## PROBLEM STATEMENT
Return the records word for word. Any pictures in them are not part of the copy.
——————————
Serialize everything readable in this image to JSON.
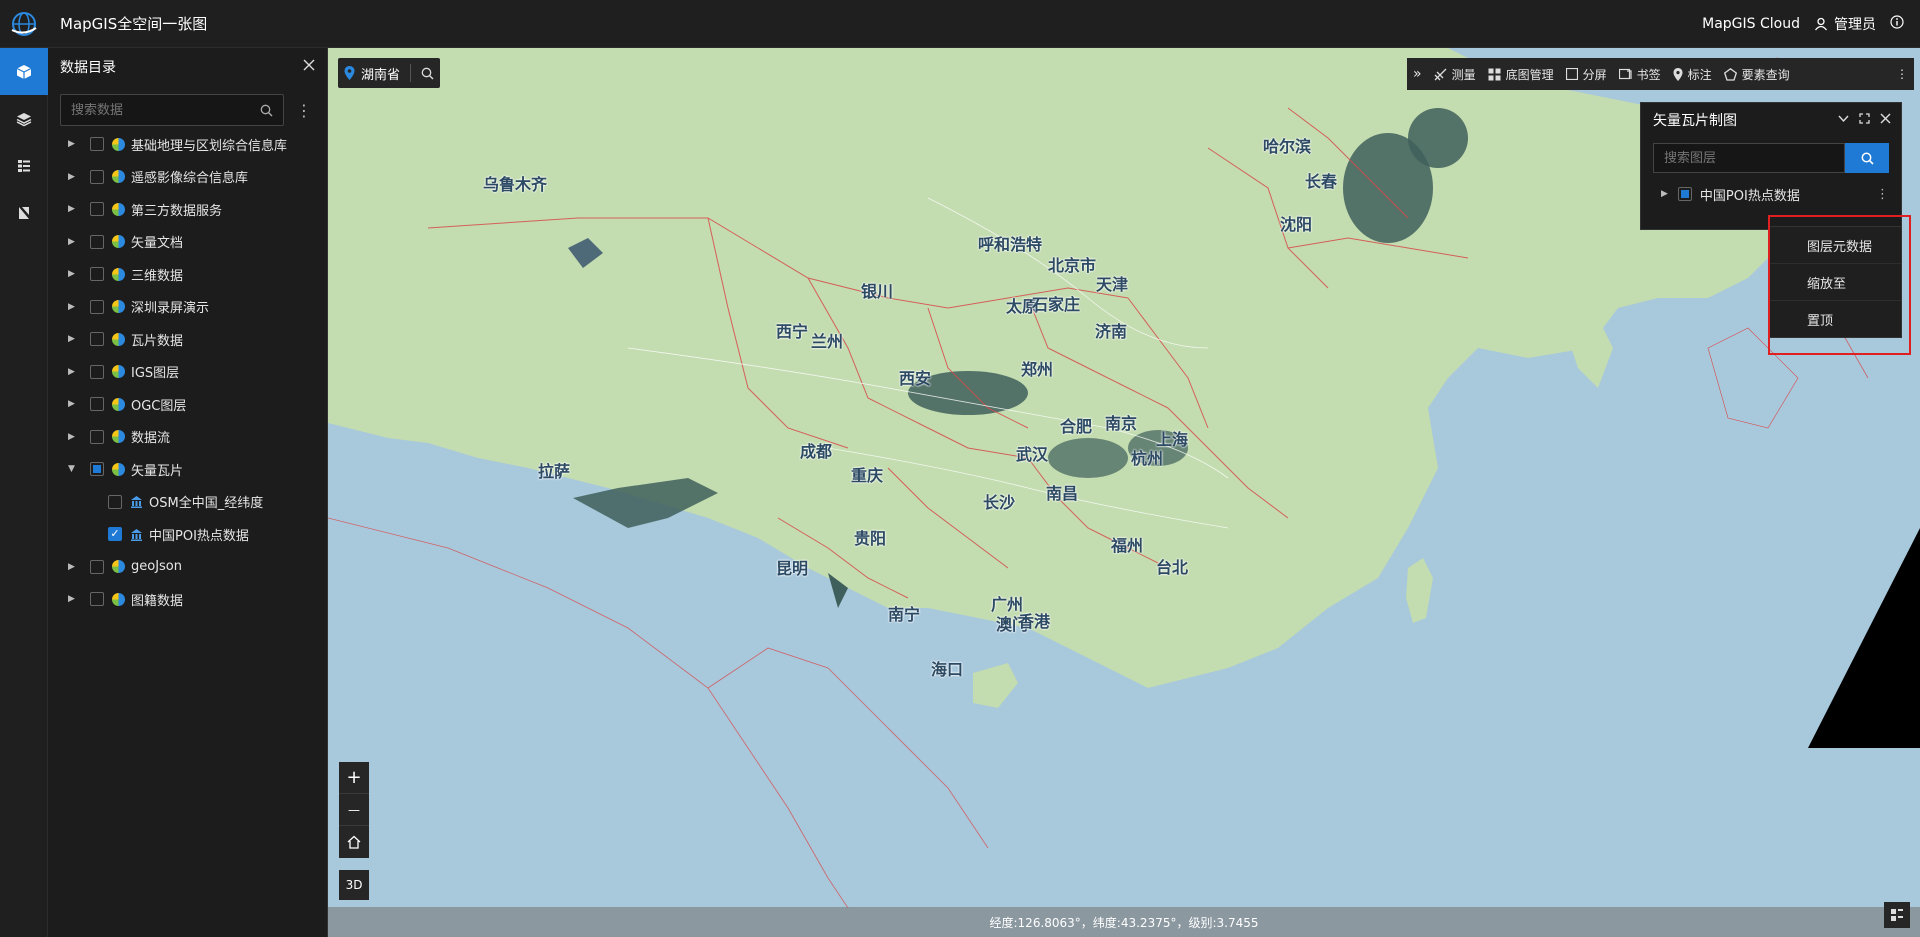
{
  "header": {
    "app_title": "MapGIS全空间一张图",
    "cloud_label": "MapGIS Cloud",
    "user_label": "管理员"
  },
  "catalog": {
    "title": "数据目录",
    "search_placeholder": "搜索数据",
    "items": [
      {
        "label": "基础地理与区划综合信息库",
        "checked": "none",
        "expanded": false
      },
      {
        "label": "遥感影像综合信息库",
        "checked": "none",
        "expanded": false
      },
      {
        "label": "第三方数据服务",
        "checked": "none",
        "expanded": false
      },
      {
        "label": "矢量文档",
        "checked": "none",
        "expanded": false
      },
      {
        "label": "三维数据",
        "checked": "none",
        "expanded": false
      },
      {
        "label": "深圳录屏演示",
        "checked": "none",
        "expanded": false
      },
      {
        "label": "瓦片数据",
        "checked": "none",
        "expanded": false
      },
      {
        "label": "IGS图层",
        "checked": "none",
        "expanded": false
      },
      {
        "label": "OGC图层",
        "checked": "none",
        "expanded": false
      },
      {
        "label": "数据流",
        "checked": "none",
        "expanded": false
      },
      {
        "label": "矢量瓦片",
        "checked": "partial",
        "expanded": true
      },
      {
        "label": "OSM全中国_经纬度",
        "checked": "none",
        "child": true
      },
      {
        "label": "中国POI热点数据",
        "checked": "checked",
        "child": true
      },
      {
        "label": "geoJson",
        "checked": "none",
        "expanded": false
      },
      {
        "label": "图籍数据",
        "checked": "none",
        "expanded": false
      }
    ]
  },
  "location": {
    "region": "湖南省"
  },
  "toolbar": {
    "measure": "测量",
    "basemap": "底图管理",
    "split": "分屏",
    "bookmark": "书签",
    "mark": "标注",
    "query": "要素查询"
  },
  "vector_panel": {
    "title": "矢量瓦片制图",
    "search_placeholder": "搜索图层",
    "layer_name": "中国POI热点数据"
  },
  "context_menu": {
    "item1": "图层元数据",
    "item2": "缩放至",
    "item3": "置顶"
  },
  "map_controls": {
    "zoom_in": "+",
    "zoom_out": "—",
    "mode_3d": "3D"
  },
  "status": {
    "text": "经度:126.8063°，纬度:43.2375°，级别:3.7455"
  },
  "cities": [
    {
      "name": "乌鲁木齐"
    },
    {
      "name": "哈尔滨"
    },
    {
      "name": "长春"
    },
    {
      "name": "沈阳"
    },
    {
      "name": "呼和浩特"
    },
    {
      "name": "北京市"
    },
    {
      "name": "天津"
    },
    {
      "name": "银川"
    },
    {
      "name": "太原"
    },
    {
      "name": "石家庄"
    },
    {
      "name": "西宁"
    },
    {
      "name": "兰州"
    },
    {
      "name": "济南"
    },
    {
      "name": "郑州"
    },
    {
      "name": "西安"
    },
    {
      "name": "合肥"
    },
    {
      "name": "南京"
    },
    {
      "name": "上海"
    },
    {
      "name": "成都"
    },
    {
      "name": "武汉"
    },
    {
      "name": "杭州"
    },
    {
      "name": "拉萨"
    },
    {
      "name": "重庆"
    },
    {
      "name": "长沙"
    },
    {
      "name": "南昌"
    },
    {
      "name": "贵阳"
    },
    {
      "name": "福州"
    },
    {
      "name": "台北"
    },
    {
      "name": "昆明"
    },
    {
      "name": "广州"
    },
    {
      "name": "南宁"
    },
    {
      "name": "澳门"
    },
    {
      "name": "香港"
    },
    {
      "name": "海口"
    }
  ],
  "colors": {
    "accent": "#1f7ad6",
    "land": "#c3dcb0",
    "water": "#a8c8dc",
    "highlight": "#e02020"
  }
}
——————————
## FULL SOLUTION
Serialize everything readable in this image to JSON.
{
  "header": {
    "app_title": "MapGIS全空间一张图",
    "cloud_label": "MapGIS Cloud",
    "user_label": "管理员"
  },
  "catalog": {
    "title": "数据目录",
    "search_placeholder": "搜索数据",
    "items": [
      {
        "label": "基础地理与区划综合信息库",
        "checked": "none",
        "expanded": false
      },
      {
        "label": "遥感影像综合信息库",
        "checked": "none",
        "expanded": false
      },
      {
        "label": "第三方数据服务",
        "checked": "none",
        "expanded": false
      },
      {
        "label": "矢量文档",
        "checked": "none",
        "expanded": false
      },
      {
        "label": "三维数据",
        "checked": "none",
        "expanded": false
      },
      {
        "label": "深圳录屏演示",
        "checked": "none",
        "expanded": false
      },
      {
        "label": "瓦片数据",
        "checked": "none",
        "expanded": false
      },
      {
        "label": "IGS图层",
        "checked": "none",
        "expanded": false
      },
      {
        "label": "OGC图层",
        "checked": "none",
        "expanded": false
      },
      {
        "label": "数据流",
        "checked": "none",
        "expanded": false
      },
      {
        "label": "矢量瓦片",
        "checked": "partial",
        "expanded": true
      },
      {
        "label": "OSM全中国_经纬度",
        "checked": "none",
        "child": true
      },
      {
        "label": "中国POI热点数据",
        "checked": "checked",
        "child": true
      },
      {
        "label": "geoJson",
        "checked": "none",
        "expanded": false
      },
      {
        "label": "图籍数据",
        "checked": "none",
        "expanded": false
      }
    ]
  },
  "location": {
    "region": "湖南省"
  },
  "toolbar": {
    "measure": "测量",
    "basemap": "底图管理",
    "split": "分屏",
    "bookmark": "书签",
    "mark": "标注",
    "query": "要素查询"
  },
  "vector_panel": {
    "title": "矢量瓦片制图",
    "search_placeholder": "搜索图层",
    "layer_name": "中国POI热点数据"
  },
  "context_menu": {
    "item1": "图层元数据",
    "item2": "缩放至",
    "item3": "置顶"
  },
  "map_controls": {
    "zoom_in": "+",
    "zoom_out": "—",
    "mode_3d": "3D"
  },
  "status": {
    "text": "经度:126.8063°，纬度:43.2375°，级别:3.7455"
  },
  "cities": [
    {
      "name": "乌鲁木齐"
    },
    {
      "name": "哈尔滨"
    },
    {
      "name": "长春"
    },
    {
      "name": "沈阳"
    },
    {
      "name": "呼和浩特"
    },
    {
      "name": "北京市"
    },
    {
      "name": "天津"
    },
    {
      "name": "银川"
    },
    {
      "name": "太原"
    },
    {
      "name": "石家庄"
    },
    {
      "name": "西宁"
    },
    {
      "name": "兰州"
    },
    {
      "name": "济南"
    },
    {
      "name": "郑州"
    },
    {
      "name": "西安"
    },
    {
      "name": "合肥"
    },
    {
      "name": "南京"
    },
    {
      "name": "上海"
    },
    {
      "name": "成都"
    },
    {
      "name": "武汉"
    },
    {
      "name": "杭州"
    },
    {
      "name": "拉萨"
    },
    {
      "name": "重庆"
    },
    {
      "name": "长沙"
    },
    {
      "name": "南昌"
    },
    {
      "name": "贵阳"
    },
    {
      "name": "福州"
    },
    {
      "name": "台北"
    },
    {
      "name": "昆明"
    },
    {
      "name": "广州"
    },
    {
      "name": "南宁"
    },
    {
      "name": "澳门"
    },
    {
      "name": "香港"
    },
    {
      "name": "海口"
    }
  ],
  "colors": {
    "accent": "#1f7ad6",
    "land": "#c3dcb0",
    "water": "#a8c8dc",
    "highlight": "#e02020"
  }
}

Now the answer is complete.